** start of Dataset excerpts **

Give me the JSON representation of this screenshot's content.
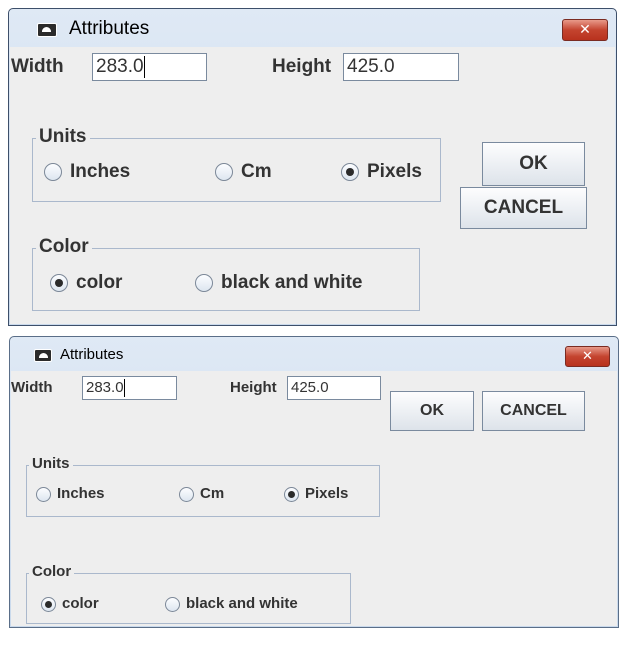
{
  "dialogs": [
    {
      "title": "Attributes",
      "close_glyph": "✕",
      "width_label": "Width",
      "width_value": "283.0",
      "height_label": "Height",
      "height_value": "425.0",
      "units": {
        "title": "Units",
        "options": [
          "Inches",
          "Cm",
          "Pixels"
        ],
        "selected": "Pixels"
      },
      "color": {
        "title": "Color",
        "options": [
          "color",
          "black and white"
        ],
        "selected": "color"
      },
      "ok_label": "OK",
      "cancel_label": "CANCEL"
    },
    {
      "title": "Attributes",
      "close_glyph": "✕",
      "width_label": "Width",
      "width_value": "283.0",
      "height_label": "Height",
      "height_value": "425.0",
      "units": {
        "title": "Units",
        "options": [
          "Inches",
          "Cm",
          "Pixels"
        ],
        "selected": "Pixels"
      },
      "color": {
        "title": "Color",
        "options": [
          "color",
          "black and white"
        ],
        "selected": "color"
      },
      "ok_label": "OK",
      "cancel_label": "CANCEL"
    }
  ],
  "colors": {
    "window_frame": "#c9d9ec",
    "content_background": "#eeeeee",
    "close_button": "#c4442f",
    "group_border": "#aab8cc"
  },
  "icons": {
    "app": "java-coffee-icon",
    "close": "close-icon",
    "radio_on": "radio-selected-icon",
    "radio_off": "radio-unselected-icon"
  }
}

** end of Dataset excerpts **

### Aim
Keep the pictures out of the copy and return the rest of the data above exactly.

### Output
Give me the JSON representation of this screenshot's content.
{
  "dialogs": [
    {
      "title": "Attributes",
      "close_glyph": "✕",
      "width_label": "Width",
      "width_value": "283.0",
      "height_label": "Height",
      "height_value": "425.0",
      "units": {
        "title": "Units",
        "options": [
          "Inches",
          "Cm",
          "Pixels"
        ],
        "selected": "Pixels"
      },
      "color": {
        "title": "Color",
        "options": [
          "color",
          "black and white"
        ],
        "selected": "color"
      },
      "ok_label": "OK",
      "cancel_label": "CANCEL"
    },
    {
      "title": "Attributes",
      "close_glyph": "✕",
      "width_label": "Width",
      "width_value": "283.0",
      "height_label": "Height",
      "height_value": "425.0",
      "units": {
        "title": "Units",
        "options": [
          "Inches",
          "Cm",
          "Pixels"
        ],
        "selected": "Pixels"
      },
      "color": {
        "title": "Color",
        "options": [
          "color",
          "black and white"
        ],
        "selected": "color"
      },
      "ok_label": "OK",
      "cancel_label": "CANCEL"
    }
  ],
  "colors": {
    "window_frame": "#c9d9ec",
    "content_background": "#eeeeee",
    "close_button": "#c4442f",
    "group_border": "#aab8cc"
  },
  "icons": {
    "app": "java-coffee-icon",
    "close": "close-icon",
    "radio_on": "radio-selected-icon",
    "radio_off": "radio-unselected-icon"
  }
}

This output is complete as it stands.